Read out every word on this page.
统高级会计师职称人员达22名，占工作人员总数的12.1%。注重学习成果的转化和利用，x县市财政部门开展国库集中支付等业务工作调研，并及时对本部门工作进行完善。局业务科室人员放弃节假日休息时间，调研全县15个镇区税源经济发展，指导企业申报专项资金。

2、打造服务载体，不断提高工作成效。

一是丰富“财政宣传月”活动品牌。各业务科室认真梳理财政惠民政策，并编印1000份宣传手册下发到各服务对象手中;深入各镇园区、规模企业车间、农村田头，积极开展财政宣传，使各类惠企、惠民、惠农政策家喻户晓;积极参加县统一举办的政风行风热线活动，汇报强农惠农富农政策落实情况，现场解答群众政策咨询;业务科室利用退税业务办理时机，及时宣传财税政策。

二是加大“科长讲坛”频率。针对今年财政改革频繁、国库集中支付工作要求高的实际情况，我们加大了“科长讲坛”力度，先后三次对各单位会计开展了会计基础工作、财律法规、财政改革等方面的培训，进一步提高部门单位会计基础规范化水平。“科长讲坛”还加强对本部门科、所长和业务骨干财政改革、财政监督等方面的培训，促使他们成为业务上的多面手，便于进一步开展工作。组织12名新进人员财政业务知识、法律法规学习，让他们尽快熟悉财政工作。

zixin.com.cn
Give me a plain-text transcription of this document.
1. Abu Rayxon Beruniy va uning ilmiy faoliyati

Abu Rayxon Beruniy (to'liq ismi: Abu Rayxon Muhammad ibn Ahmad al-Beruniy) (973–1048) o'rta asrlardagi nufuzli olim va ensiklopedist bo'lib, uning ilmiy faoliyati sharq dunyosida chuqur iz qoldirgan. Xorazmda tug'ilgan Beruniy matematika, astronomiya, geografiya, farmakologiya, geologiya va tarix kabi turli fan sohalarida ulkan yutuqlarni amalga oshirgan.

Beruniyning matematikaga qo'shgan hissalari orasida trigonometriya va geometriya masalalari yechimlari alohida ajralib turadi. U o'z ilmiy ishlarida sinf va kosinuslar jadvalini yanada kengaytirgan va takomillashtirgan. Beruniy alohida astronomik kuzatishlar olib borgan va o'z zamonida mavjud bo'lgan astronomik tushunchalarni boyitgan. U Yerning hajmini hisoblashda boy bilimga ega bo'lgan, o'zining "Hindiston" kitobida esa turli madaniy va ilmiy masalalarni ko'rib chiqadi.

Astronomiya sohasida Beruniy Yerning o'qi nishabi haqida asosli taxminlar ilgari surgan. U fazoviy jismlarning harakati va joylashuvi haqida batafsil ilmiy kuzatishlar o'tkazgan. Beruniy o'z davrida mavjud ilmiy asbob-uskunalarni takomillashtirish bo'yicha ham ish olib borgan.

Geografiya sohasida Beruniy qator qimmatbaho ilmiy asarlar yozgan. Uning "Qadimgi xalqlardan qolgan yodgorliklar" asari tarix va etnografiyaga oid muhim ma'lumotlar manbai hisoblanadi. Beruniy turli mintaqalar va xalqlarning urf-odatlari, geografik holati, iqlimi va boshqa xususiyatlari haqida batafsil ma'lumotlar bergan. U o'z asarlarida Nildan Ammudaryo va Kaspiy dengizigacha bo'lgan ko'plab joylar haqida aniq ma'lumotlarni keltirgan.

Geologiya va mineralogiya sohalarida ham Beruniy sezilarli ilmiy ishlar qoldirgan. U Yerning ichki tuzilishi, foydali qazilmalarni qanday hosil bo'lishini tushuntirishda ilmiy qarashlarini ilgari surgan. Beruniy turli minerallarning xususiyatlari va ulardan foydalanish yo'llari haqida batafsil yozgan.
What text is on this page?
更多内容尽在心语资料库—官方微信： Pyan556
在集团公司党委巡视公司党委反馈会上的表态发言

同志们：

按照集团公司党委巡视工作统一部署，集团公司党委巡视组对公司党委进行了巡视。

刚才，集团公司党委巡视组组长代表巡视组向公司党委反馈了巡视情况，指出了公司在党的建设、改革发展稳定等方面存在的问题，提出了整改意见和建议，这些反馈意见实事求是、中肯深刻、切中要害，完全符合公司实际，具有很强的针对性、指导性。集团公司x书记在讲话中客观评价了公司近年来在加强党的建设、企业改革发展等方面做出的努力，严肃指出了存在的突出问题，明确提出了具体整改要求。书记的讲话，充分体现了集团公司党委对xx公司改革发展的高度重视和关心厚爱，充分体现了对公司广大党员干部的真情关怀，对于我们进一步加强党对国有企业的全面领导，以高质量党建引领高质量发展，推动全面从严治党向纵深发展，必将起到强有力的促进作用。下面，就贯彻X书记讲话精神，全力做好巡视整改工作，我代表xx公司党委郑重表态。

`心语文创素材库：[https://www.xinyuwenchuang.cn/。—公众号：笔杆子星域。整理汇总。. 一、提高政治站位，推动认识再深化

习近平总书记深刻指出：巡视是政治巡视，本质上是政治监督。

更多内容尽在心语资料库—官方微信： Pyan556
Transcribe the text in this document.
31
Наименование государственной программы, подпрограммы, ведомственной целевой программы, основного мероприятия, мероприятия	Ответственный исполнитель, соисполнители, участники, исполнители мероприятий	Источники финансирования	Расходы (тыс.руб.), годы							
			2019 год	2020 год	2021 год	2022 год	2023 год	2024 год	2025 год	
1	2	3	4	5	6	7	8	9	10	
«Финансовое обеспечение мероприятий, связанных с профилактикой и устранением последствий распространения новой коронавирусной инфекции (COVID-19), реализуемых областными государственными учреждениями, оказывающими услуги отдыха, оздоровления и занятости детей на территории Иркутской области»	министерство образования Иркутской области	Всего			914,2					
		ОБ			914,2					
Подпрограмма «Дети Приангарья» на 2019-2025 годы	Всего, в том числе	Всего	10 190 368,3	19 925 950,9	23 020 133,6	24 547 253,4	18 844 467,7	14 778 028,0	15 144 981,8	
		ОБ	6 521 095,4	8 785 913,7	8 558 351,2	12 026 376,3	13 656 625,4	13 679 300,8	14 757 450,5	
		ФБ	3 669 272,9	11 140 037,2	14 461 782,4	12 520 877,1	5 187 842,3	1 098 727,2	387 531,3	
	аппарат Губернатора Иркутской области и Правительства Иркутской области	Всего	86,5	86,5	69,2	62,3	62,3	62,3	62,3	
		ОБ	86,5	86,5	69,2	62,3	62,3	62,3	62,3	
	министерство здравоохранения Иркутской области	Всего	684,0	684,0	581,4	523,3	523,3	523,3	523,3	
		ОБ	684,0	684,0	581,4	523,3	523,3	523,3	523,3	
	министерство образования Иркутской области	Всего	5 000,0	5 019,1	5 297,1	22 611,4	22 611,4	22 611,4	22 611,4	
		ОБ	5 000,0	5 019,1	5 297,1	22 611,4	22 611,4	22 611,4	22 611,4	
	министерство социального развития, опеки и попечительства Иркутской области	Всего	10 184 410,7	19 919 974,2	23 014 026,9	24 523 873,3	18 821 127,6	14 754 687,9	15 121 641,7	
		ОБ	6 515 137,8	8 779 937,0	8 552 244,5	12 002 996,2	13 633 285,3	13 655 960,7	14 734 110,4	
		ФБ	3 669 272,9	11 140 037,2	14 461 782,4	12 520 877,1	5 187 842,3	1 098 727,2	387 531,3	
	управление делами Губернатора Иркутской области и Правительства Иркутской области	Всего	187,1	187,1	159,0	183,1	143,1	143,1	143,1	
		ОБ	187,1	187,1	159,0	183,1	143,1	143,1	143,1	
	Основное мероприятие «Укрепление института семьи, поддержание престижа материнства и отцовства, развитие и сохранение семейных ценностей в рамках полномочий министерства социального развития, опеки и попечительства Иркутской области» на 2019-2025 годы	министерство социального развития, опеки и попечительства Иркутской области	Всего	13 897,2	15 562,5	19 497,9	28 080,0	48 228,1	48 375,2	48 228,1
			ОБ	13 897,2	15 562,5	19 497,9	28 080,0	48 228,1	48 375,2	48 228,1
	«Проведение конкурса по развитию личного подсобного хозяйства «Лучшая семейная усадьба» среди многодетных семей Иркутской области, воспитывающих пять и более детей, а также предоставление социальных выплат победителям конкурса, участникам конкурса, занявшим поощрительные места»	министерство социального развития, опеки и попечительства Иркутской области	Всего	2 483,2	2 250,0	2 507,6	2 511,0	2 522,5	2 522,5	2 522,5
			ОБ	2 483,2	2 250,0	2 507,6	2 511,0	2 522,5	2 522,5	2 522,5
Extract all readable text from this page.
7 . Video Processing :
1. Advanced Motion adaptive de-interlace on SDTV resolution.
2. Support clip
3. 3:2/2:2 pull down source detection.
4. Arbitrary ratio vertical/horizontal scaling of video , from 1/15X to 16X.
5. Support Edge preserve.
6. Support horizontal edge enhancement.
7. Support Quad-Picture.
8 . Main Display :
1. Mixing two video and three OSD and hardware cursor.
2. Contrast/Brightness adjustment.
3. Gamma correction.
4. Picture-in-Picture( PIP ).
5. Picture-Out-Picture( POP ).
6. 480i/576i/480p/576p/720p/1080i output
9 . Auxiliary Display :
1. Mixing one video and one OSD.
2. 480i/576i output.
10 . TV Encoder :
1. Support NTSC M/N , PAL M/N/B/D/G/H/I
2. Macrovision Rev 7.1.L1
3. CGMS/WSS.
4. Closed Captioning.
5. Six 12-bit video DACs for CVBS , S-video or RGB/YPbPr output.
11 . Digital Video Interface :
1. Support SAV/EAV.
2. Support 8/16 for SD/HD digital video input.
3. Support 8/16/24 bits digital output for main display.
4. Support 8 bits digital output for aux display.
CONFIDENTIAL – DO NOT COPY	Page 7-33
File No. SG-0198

_What you need to do:_ Using the listing, collect all lines in which the string "mavjud" is found.

_Final result:_
Beruniyning matematikaga qo'shgan hissalari orasida trigonometriya va geometriya masalalari yechimlari alohida ajralib turadi. U o'z ilmiy ishlarida sinf va kosinuslar jadvalini yanada kengaytirgan va takomillashtirgan. Beruniy alohida astronomik kuzatishlar olib borgan va o'z zamonida mavjud bo'lgan astronomik tushunchalarni boyitgan. U Yerning hajmini hisoblashda boy bilimga ega bo'lgan, o'zining "Hindiston" kitobida esa turli madaniy va ilmiy masalalarni ko'rib chiqadi.
Astronomiya sohasida Beruniy Yerning o'qi nishabi haqida asosli taxminlar ilgari surgan. U fazoviy jismlarning harakati va joylashuvi haqida batafsil ilmiy kuzatishlar o'tkazgan. Beruniy o'z davrida mavjud ilmiy asbob-uskunalarni takomillashtirish bo'yicha ham ish olib borgan.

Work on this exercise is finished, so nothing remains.